Goal of the exercise:
Locate the word "UNIDOG" in the data below, then copy every line that holds it.

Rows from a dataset
= = = = =

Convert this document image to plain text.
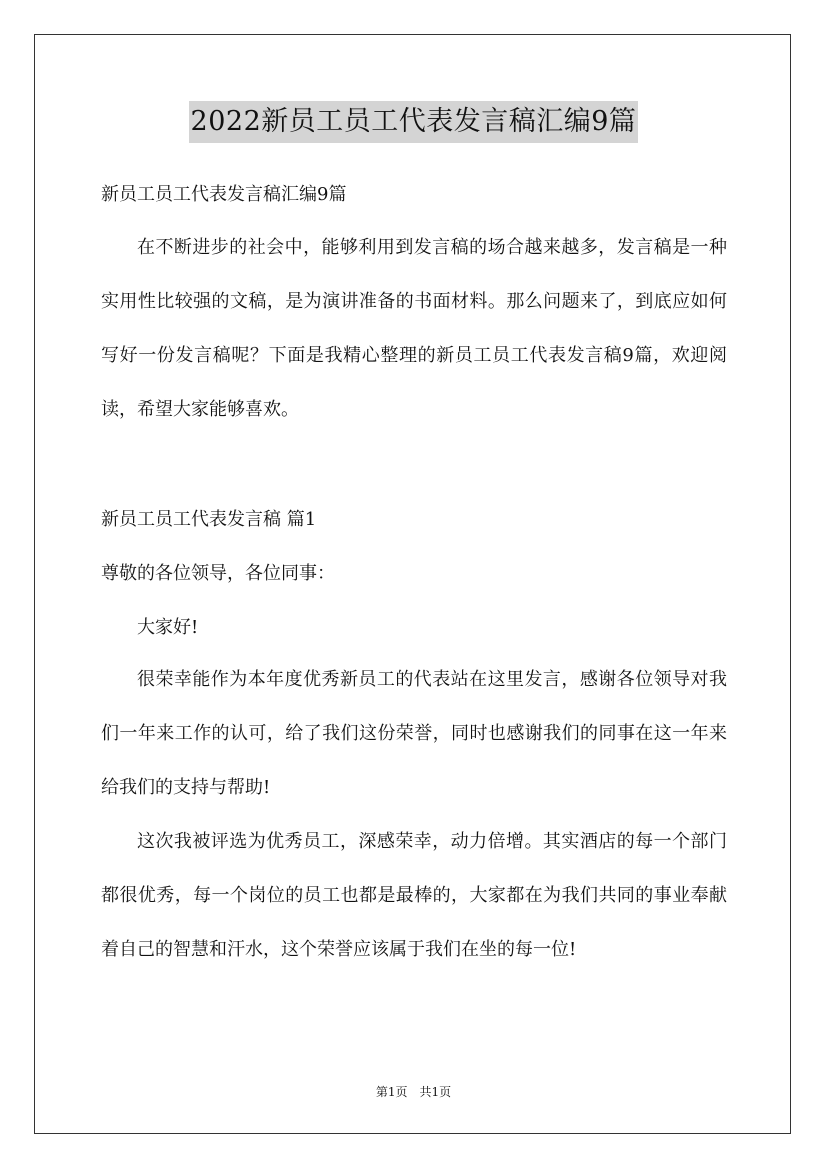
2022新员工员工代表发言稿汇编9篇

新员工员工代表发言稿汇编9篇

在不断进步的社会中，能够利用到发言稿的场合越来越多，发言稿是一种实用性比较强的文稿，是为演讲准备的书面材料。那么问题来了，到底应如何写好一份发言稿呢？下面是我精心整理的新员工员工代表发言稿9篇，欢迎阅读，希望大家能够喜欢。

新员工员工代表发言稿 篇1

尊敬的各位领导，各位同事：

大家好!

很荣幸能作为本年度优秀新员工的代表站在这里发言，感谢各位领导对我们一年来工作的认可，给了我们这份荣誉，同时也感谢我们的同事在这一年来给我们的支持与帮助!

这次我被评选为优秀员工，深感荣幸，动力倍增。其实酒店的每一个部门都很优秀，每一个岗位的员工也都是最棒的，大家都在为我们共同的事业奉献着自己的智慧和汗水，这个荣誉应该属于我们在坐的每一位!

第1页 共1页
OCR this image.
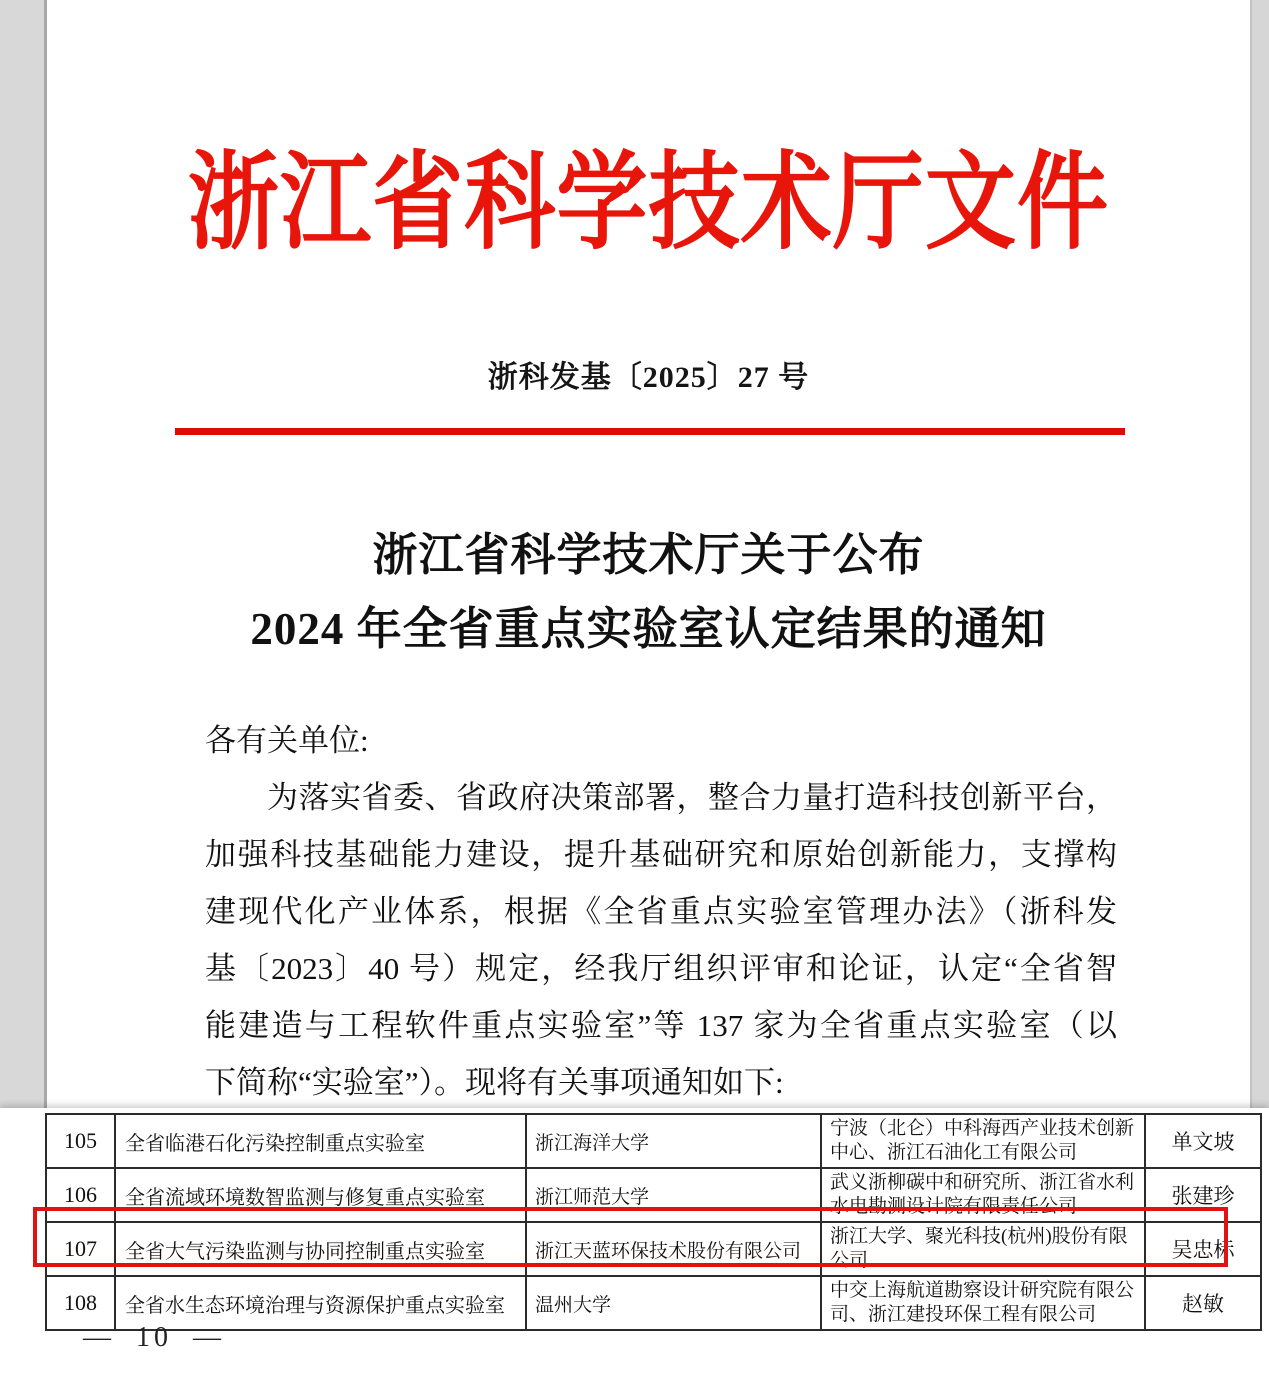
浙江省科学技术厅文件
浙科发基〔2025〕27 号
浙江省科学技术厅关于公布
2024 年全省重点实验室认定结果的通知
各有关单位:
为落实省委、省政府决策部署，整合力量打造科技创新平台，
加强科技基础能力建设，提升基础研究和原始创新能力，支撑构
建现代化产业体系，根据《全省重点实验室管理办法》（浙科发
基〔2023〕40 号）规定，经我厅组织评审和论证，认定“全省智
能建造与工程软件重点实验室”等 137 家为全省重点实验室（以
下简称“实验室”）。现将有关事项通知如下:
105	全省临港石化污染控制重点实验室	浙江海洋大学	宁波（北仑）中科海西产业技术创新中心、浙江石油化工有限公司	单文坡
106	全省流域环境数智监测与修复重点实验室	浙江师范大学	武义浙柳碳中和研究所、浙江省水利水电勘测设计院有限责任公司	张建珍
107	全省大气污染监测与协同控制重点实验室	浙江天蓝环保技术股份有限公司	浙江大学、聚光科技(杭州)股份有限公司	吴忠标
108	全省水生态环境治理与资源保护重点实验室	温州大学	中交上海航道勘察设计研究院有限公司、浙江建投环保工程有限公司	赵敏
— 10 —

= = = = =

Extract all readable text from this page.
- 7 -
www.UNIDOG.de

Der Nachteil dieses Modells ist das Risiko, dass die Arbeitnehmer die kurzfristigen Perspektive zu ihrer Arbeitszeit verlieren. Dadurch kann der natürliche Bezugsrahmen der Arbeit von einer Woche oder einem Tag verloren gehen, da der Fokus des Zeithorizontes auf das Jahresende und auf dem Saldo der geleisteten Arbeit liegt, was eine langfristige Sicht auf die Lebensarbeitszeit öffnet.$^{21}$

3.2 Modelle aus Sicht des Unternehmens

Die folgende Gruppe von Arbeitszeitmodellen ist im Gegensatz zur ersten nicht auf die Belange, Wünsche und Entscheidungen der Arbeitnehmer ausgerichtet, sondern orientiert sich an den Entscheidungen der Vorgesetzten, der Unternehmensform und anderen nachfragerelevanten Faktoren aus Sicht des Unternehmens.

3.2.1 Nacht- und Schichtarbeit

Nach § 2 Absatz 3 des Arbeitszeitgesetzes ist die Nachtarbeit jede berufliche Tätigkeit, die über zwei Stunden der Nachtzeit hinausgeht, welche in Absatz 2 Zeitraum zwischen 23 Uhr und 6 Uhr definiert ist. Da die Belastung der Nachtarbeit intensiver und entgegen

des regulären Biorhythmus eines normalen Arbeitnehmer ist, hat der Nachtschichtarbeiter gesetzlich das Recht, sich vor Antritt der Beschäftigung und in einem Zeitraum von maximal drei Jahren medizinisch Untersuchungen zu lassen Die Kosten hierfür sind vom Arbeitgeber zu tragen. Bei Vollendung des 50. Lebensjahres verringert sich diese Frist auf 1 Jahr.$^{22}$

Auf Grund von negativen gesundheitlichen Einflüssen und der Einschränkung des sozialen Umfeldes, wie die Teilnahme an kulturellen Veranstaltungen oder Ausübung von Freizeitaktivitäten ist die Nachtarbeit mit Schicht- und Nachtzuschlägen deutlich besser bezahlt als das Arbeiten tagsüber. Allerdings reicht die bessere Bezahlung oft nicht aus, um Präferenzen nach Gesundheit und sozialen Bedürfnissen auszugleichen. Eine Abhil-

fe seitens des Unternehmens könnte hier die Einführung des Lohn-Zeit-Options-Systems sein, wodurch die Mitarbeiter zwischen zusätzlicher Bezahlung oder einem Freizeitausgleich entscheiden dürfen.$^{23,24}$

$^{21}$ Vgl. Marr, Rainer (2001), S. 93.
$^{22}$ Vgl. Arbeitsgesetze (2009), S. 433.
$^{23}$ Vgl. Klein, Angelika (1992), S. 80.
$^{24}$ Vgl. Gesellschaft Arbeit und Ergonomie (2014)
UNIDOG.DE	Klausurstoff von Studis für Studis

= = = = =

Reply to the task:
www.UNIDOG.de
UNIDOG.DE	Klausurstoff von Studis für Studis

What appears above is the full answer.